>> begin

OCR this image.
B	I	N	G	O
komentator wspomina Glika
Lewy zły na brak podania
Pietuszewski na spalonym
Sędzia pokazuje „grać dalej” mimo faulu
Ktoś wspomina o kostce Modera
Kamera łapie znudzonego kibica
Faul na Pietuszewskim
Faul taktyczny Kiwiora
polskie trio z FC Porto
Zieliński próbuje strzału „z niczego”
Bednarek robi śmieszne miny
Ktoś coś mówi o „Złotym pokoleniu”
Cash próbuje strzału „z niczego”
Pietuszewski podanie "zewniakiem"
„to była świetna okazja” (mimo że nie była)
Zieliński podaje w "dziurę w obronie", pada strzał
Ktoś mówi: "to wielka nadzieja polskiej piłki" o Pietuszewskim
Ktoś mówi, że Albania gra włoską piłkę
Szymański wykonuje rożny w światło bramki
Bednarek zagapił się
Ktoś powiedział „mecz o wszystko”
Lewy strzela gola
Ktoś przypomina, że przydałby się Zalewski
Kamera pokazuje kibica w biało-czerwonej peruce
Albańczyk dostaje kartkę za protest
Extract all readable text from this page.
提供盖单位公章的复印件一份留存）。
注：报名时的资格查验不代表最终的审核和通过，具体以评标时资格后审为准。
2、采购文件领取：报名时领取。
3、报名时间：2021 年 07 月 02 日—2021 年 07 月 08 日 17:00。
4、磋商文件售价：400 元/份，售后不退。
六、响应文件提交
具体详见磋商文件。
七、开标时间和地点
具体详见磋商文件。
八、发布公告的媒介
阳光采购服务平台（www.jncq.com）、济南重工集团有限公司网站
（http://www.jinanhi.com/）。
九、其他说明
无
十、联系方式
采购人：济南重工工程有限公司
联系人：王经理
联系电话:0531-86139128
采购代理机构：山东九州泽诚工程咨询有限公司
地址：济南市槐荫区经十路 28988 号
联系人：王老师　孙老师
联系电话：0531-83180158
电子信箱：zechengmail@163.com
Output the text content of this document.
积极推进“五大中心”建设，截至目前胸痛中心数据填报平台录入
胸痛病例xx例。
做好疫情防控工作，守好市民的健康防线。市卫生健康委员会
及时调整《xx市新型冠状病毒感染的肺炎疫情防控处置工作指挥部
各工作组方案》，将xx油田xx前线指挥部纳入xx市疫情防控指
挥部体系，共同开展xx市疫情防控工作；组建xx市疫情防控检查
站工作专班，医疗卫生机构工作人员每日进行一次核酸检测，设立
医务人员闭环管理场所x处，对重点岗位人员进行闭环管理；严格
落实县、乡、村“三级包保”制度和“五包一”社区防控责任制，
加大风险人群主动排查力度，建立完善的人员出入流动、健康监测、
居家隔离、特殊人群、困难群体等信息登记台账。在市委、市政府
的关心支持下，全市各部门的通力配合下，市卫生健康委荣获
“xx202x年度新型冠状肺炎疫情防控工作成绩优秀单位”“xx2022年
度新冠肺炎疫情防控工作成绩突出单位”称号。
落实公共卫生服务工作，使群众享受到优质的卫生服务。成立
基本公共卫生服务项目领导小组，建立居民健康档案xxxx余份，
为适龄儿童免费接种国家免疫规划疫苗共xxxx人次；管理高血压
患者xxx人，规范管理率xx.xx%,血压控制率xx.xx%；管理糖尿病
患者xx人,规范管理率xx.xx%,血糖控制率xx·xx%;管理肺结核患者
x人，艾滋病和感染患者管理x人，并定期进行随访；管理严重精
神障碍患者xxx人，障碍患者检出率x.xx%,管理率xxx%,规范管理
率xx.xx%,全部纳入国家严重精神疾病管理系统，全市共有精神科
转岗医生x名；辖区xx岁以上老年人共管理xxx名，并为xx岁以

>> end

STATED PROBLEM. Give again, word for word, every line from the one holding "Extract all readable text from this page." to the end of the data.

RESPONSE TO THIS EXERCISE.
Extract all readable text from this page.
提供盖单位公章的复印件一份留存）。
注：报名时的资格查验不代表最终的审核和通过，具体以评标时资格后审为准。
2、采购文件领取：报名时领取。
3、报名时间：2021 年 07 月 02 日—2021 年 07 月 08 日 17:00。
4、磋商文件售价：400 元/份，售后不退。
六、响应文件提交
具体详见磋商文件。
七、开标时间和地点
具体详见磋商文件。
八、发布公告的媒介
阳光采购服务平台（www.jncq.com）、济南重工集团有限公司网站
（http://www.jinanhi.com/）。
九、其他说明
无
十、联系方式
采购人：济南重工工程有限公司
联系人：王经理
联系电话:0531-86139128
采购代理机构：山东九州泽诚工程咨询有限公司
地址：济南市槐荫区经十路 28988 号
联系人：王老师　孙老师
联系电话：0531-83180158
电子信箱：zechengmail@163.com
Output the text content of this document.
积极推进“五大中心”建设，截至目前胸痛中心数据填报平台录入
胸痛病例xx例。
做好疫情防控工作，守好市民的健康防线。市卫生健康委员会
及时调整《xx市新型冠状病毒感染的肺炎疫情防控处置工作指挥部
各工作组方案》，将xx油田xx前线指挥部纳入xx市疫情防控指
挥部体系，共同开展xx市疫情防控工作；组建xx市疫情防控检查
站工作专班，医疗卫生机构工作人员每日进行一次核酸检测，设立
医务人员闭环管理场所x处，对重点岗位人员进行闭环管理；严格
落实县、乡、村“三级包保”制度和“五包一”社区防控责任制，
加大风险人群主动排查力度，建立完善的人员出入流动、健康监测、
居家隔离、特殊人群、困难群体等信息登记台账。在市委、市政府
的关心支持下，全市各部门的通力配合下，市卫生健康委荣获
“xx202x年度新型冠状肺炎疫情防控工作成绩优秀单位”“xx2022年
度新冠肺炎疫情防控工作成绩突出单位”称号。
落实公共卫生服务工作，使群众享受到优质的卫生服务。成立
基本公共卫生服务项目领导小组，建立居民健康档案xxxx余份，
为适龄儿童免费接种国家免疫规划疫苗共xxxx人次；管理高血压
患者xxx人，规范管理率xx.xx%,血压控制率xx.xx%；管理糖尿病
患者xx人,规范管理率xx.xx%,血糖控制率xx·xx%;管理肺结核患者
x人，艾滋病和感染患者管理x人，并定期进行随访；管理严重精
神障碍患者xxx人，障碍患者检出率x.xx%,管理率xxx%,规范管理
率xx.xx%,全部纳入国家严重精神疾病管理系统，全市共有精神科
转岗医生x名；辖区xx岁以上老年人共管理xxx名，并为xx岁以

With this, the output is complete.